▶ Your objective: Would you return the complete listing below word for word?

▶ Items:
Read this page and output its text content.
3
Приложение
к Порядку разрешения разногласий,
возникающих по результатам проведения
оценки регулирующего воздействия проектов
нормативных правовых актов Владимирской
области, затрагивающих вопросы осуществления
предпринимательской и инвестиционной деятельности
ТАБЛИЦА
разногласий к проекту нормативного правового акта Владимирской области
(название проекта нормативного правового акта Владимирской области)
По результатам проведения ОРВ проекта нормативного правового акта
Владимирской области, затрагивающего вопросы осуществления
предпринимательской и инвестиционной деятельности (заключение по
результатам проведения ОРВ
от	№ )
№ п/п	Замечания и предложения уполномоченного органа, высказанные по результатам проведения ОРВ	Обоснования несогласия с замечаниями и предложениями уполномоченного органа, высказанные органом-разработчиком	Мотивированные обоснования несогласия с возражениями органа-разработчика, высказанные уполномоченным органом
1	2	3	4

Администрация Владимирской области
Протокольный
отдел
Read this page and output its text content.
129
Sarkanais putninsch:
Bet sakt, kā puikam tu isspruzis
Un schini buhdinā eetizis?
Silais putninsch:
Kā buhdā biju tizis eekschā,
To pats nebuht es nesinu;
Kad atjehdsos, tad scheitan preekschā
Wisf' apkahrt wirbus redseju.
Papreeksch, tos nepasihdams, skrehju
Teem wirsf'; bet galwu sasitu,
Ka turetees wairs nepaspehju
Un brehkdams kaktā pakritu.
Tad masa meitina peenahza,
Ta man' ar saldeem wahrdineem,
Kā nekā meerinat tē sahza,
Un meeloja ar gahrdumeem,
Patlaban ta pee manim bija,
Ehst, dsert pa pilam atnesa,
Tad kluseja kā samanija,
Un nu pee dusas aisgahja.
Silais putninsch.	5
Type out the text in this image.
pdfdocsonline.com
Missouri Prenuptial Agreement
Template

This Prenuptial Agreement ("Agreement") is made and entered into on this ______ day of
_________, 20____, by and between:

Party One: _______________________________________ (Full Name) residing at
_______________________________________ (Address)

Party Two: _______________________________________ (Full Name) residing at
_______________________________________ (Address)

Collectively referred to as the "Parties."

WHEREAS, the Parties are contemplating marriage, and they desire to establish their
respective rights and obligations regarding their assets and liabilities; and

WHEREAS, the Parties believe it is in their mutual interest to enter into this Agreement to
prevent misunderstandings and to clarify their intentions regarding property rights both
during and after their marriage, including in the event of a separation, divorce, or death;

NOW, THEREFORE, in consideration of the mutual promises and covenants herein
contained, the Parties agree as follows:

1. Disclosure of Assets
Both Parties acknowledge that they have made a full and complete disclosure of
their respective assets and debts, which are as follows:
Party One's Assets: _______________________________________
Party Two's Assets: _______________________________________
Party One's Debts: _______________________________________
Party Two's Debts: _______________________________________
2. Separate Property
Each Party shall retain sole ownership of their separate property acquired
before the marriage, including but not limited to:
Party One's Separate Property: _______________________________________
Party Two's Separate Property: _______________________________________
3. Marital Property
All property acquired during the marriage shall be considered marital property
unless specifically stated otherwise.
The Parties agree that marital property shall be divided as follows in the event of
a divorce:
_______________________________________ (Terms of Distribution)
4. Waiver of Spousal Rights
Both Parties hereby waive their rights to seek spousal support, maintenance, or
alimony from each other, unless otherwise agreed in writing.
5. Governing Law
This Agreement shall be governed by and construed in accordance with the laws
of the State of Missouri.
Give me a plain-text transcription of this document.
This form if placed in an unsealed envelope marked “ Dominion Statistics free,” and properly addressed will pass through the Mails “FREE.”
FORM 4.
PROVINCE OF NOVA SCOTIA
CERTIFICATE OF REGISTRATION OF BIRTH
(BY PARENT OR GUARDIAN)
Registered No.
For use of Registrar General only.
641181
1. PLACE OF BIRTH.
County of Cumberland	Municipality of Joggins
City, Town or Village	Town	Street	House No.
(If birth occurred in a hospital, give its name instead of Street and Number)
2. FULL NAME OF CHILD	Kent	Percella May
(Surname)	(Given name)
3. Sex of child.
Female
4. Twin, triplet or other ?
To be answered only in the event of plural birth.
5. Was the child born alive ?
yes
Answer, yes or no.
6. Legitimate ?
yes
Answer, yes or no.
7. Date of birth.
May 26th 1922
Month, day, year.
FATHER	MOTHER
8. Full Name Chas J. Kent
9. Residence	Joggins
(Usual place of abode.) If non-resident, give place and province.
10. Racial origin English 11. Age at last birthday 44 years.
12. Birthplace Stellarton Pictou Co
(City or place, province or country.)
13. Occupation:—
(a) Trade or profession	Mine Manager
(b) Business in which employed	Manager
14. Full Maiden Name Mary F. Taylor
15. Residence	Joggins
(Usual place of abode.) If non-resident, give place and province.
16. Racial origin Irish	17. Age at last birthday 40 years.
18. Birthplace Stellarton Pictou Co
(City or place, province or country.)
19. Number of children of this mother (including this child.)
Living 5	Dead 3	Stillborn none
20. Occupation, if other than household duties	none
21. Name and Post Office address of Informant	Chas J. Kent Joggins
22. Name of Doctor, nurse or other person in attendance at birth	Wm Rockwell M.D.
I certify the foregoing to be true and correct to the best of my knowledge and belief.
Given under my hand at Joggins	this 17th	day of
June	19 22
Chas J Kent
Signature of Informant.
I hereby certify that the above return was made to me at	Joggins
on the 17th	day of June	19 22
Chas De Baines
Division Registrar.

▶ Exercise answer:
Read this page and output its text content.
3
Приложение
к Порядку разрешения разногласий,
возникающих по результатам проведения
оценки регулирующего воздействия проектов
нормативных правовых актов Владимирской
области, затрагивающих вопросы осуществления
предпринимательской и инвестиционной деятельности
ТАБЛИЦА
разногласий к проекту нормативного правового акта Владимирской области
(название проекта нормативного правового акта Владимирской области)
По результатам проведения ОРВ проекта нормативного правового акта
Владимирской области, затрагивающего вопросы осуществления
предпринимательской и инвестиционной деятельности (заключение по
результатам проведения ОРВ
от	№ )
№ п/п	Замечания и предложения уполномоченного органа, высказанные по результатам проведения ОРВ	Обоснования несогласия с замечаниями и предложениями уполномоченного органа, высказанные органом-разработчиком	Мотивированные обоснования несогласия с возражениями органа-разработчика, высказанные уполномоченным органом
1	2	3	4

Администрация Владимирской области
Протокольный
отдел
Read this page and output its text content.
129
Sarkanais putninsch:
Bet sakt, kā puikam tu isspruzis
Un schini buhdinā eetizis?
Silais putninsch:
Kā buhdā biju tizis eekschā,
To pats nebuht es nesinu;
Kad atjehdsos, tad scheitan preekschā
Wisf' apkahrt wirbus redseju.
Papreeksch, tos nepasihdams, skrehju
Teem wirsf'; bet galwu sasitu,
Ka turetees wairs nepaspehju
Un brehkdams kaktā pakritu.
Tad masa meitina peenahza,
Ta man' ar saldeem wahrdineem,
Kā nekā meerinat tē sahza,
Un meeloja ar gahrdumeem,
Patlaban ta pee manim bija,
Ehst, dsert pa pilam atnesa,
Tad kluseja kā samanija,
Un nu pee dusas aisgahja.
Silais putninsch.	5
Type out the text in this image.
pdfdocsonline.com
Missouri Prenuptial Agreement
Template

This Prenuptial Agreement ("Agreement") is made and entered into on this ______ day of
_________, 20____, by and between:

Party One: _______________________________________ (Full Name) residing at
_______________________________________ (Address)

Party Two: _______________________________________ (Full Name) residing at
_______________________________________ (Address)

Collectively referred to as the "Parties."

WHEREAS, the Parties are contemplating marriage, and they desire to establish their
respective rights and obligations regarding their assets and liabilities; and

WHEREAS, the Parties believe it is in their mutual interest to enter into this Agreement to
prevent misunderstandings and to clarify their intentions regarding property rights both
during and after their marriage, including in the event of a separation, divorce, or death;

NOW, THEREFORE, in consideration of the mutual promises and covenants herein
contained, the Parties agree as follows:

1. Disclosure of Assets
Both Parties acknowledge that they have made a full and complete disclosure of
their respective assets and debts, which are as follows:
Party One's Assets: _______________________________________
Party Two's Assets: _______________________________________
Party One's Debts: _______________________________________
Party Two's Debts: _______________________________________
2. Separate Property
Each Party shall retain sole ownership of their separate property acquired
before the marriage, including but not limited to:
Party One's Separate Property: _______________________________________
Party Two's Separate Property: _______________________________________
3. Marital Property
All property acquired during the marriage shall be considered marital property
unless specifically stated otherwise.
The Parties agree that marital property shall be divided as follows in the event of
a divorce:
_______________________________________ (Terms of Distribution)
4. Waiver of Spousal Rights
Both Parties hereby waive their rights to seek spousal support, maintenance, or
alimony from each other, unless otherwise agreed in writing.
5. Governing Law
This Agreement shall be governed by and construed in accordance with the laws
of the State of Missouri.
Give me a plain-text transcription of this document.
This form if placed in an unsealed envelope marked “ Dominion Statistics free,” and properly addressed will pass through the Mails “FREE.”
FORM 4.
PROVINCE OF NOVA SCOTIA
CERTIFICATE OF REGISTRATION OF BIRTH
(BY PARENT OR GUARDIAN)
Registered No.
For use of Registrar General only.
641181
1. PLACE OF BIRTH.
County of Cumberland	Municipality of Joggins
City, Town or Village	Town	Street	House No.
(If birth occurred in a hospital, give its name instead of Street and Number)
2. FULL NAME OF CHILD	Kent	Percella May
(Surname)	(Given name)
3. Sex of child.
Female
4. Twin, triplet or other ?
To be answered only in the event of plural birth.
5. Was the child born alive ?
yes
Answer, yes or no.
6. Legitimate ?
yes
Answer, yes or no.
7. Date of birth.
May 26th 1922
Month, day, year.
FATHER	MOTHER
8. Full Name Chas J. Kent
9. Residence	Joggins
(Usual place of abode.) If non-resident, give place and province.
10. Racial origin English 11. Age at last birthday 44 years.
12. Birthplace Stellarton Pictou Co
(City or place, province or country.)
13. Occupation:—
(a) Trade or profession	Mine Manager
(b) Business in which employed	Manager
14. Full Maiden Name Mary F. Taylor
15. Residence	Joggins
(Usual place of abode.) If non-resident, give place and province.
16. Racial origin Irish	17. Age at last birthday 40 years.
18. Birthplace Stellarton Pictou Co
(City or place, province or country.)
19. Number of children of this mother (including this child.)
Living 5	Dead 3	Stillborn none
20. Occupation, if other than household duties	none
21. Name and Post Office address of Informant	Chas J. Kent Joggins
22. Name of Doctor, nurse or other person in attendance at birth	Wm Rockwell M.D.
I certify the foregoing to be true and correct to the best of my knowledge and belief.
Given under my hand at Joggins	this 17th	day of
June	19 22
Chas J Kent
Signature of Informant.
I hereby certify that the above return was made to me at	Joggins
on the 17th	day of June	19 22
Chas De Baines
Division Registrar.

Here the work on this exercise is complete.